SHORT PROBLEM:
Reproduce all the lines exactly as they stand, apart from the pictures.

[Items listed in a dataset]
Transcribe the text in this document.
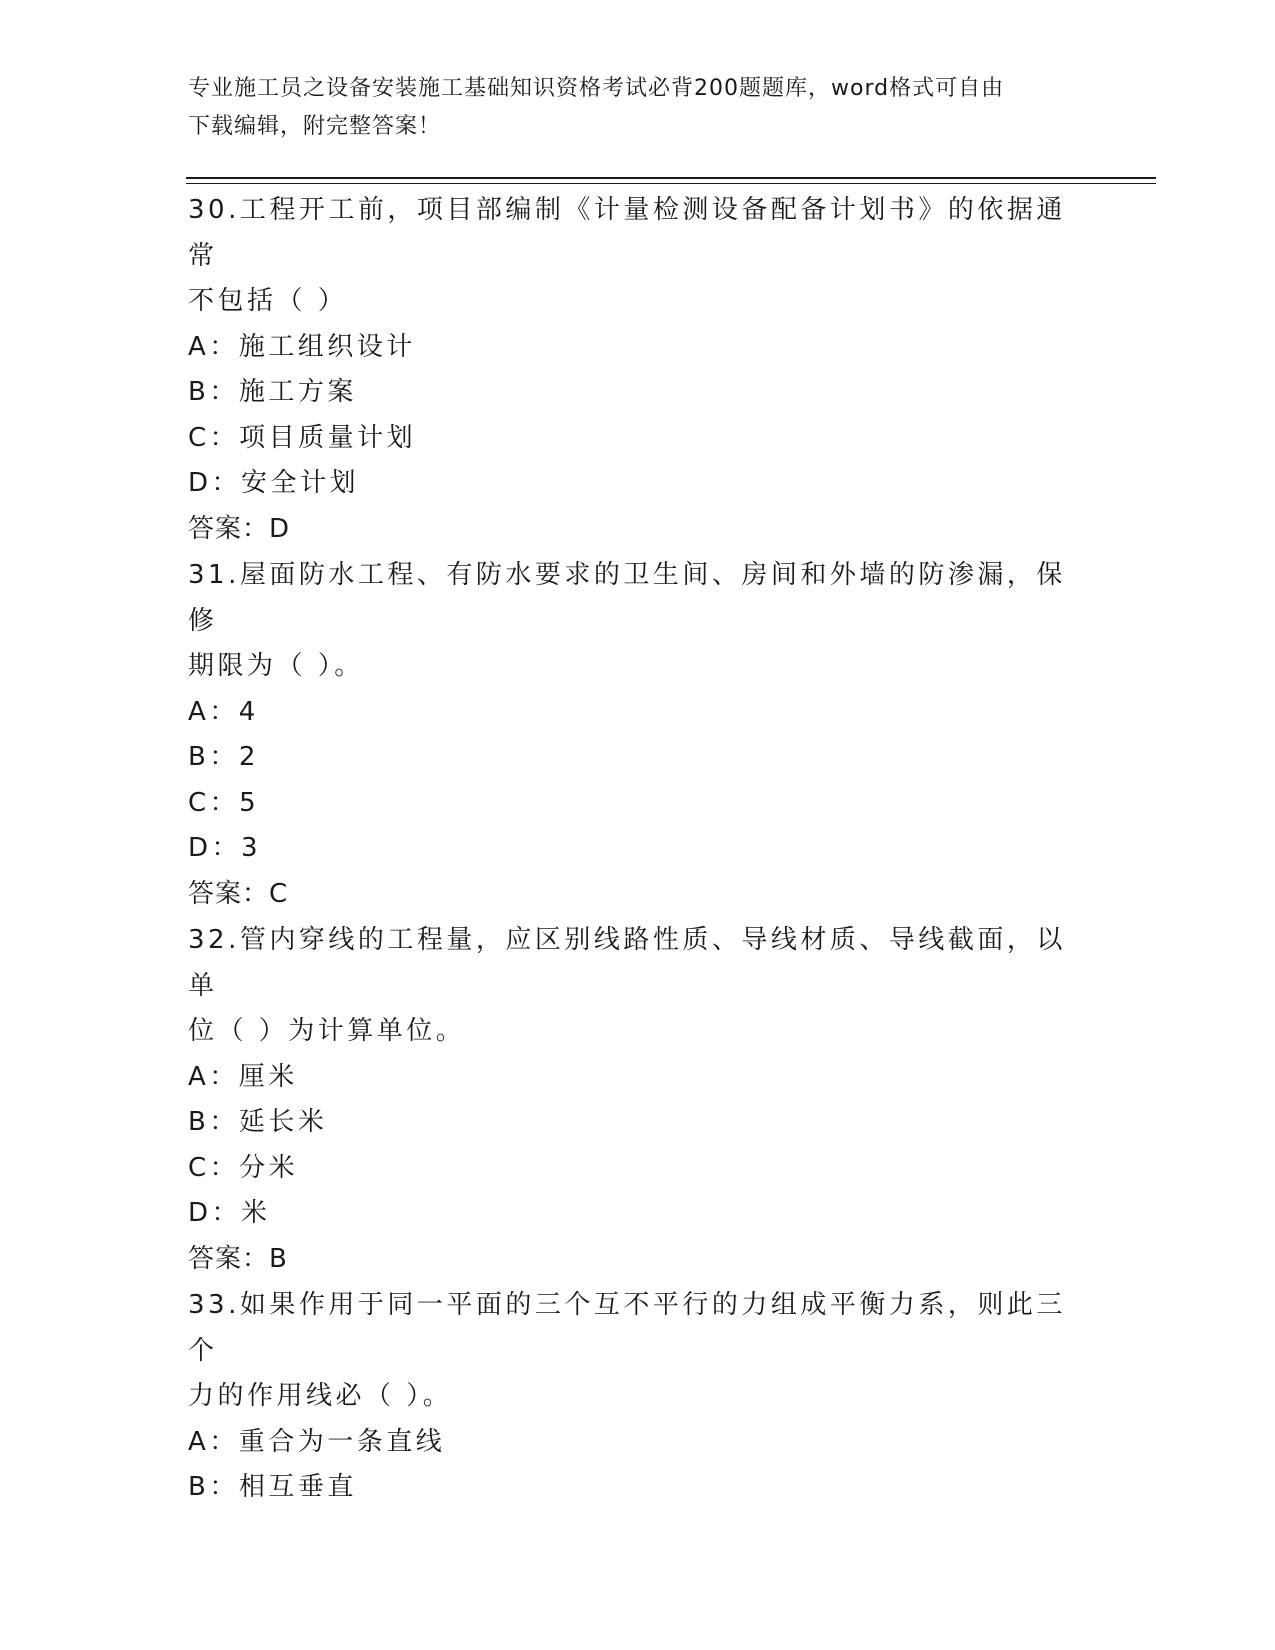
专业施工员之设备安装施工基础知识资格考试必背200题题库，word格式可自由
下载编辑，附完整答案！
30.工程开工前，项目部编制《计量检测设备配备计划书》的依据通常
不包括（ ）
A：施工组织设计
B：施工方案
C：项目质量计划
D：安全计划
答案：D
31.屋面防水工程、有防水要求的卫生间、房间和外墙的防渗漏，保修
期限为（ ）。
A：4
B：2
C：5
D：3
答案：C
32.管内穿线的工程量，应区别线路性质、导线材质、导线截面，以单
位（ ）为计算单位。
A：厘米
B：延长米
C：分米
D：米
答案：B
33.如果作用于同一平面的三个互不平行的力组成平衡力系，则此三个
力的作用线必（ ）。
A：重合为一条直线
B：相互垂直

RIGHT ANSWER:
Transcribe the text in this document.
专业施工员之设备安装施工基础知识资格考试必背200题题库，word格式可自由
下载编辑，附完整答案！
30.工程开工前，项目部编制《计量检测设备配备计划书》的依据通常
不包括（ ）
A：施工组织设计
B：施工方案
C：项目质量计划
D：安全计划
答案：D
31.屋面防水工程、有防水要求的卫生间、房间和外墙的防渗漏，保修
期限为（ ）。
A：4
B：2
C：5
D：3
答案：C
32.管内穿线的工程量，应区别线路性质、导线材质、导线截面，以单
位（ ）为计算单位。
A：厘米
B：延长米
C：分米
D：米
答案：B
33.如果作用于同一平面的三个互不平行的力组成平衡力系，则此三个
力的作用线必（ ）。
A：重合为一条直线
B：相互垂直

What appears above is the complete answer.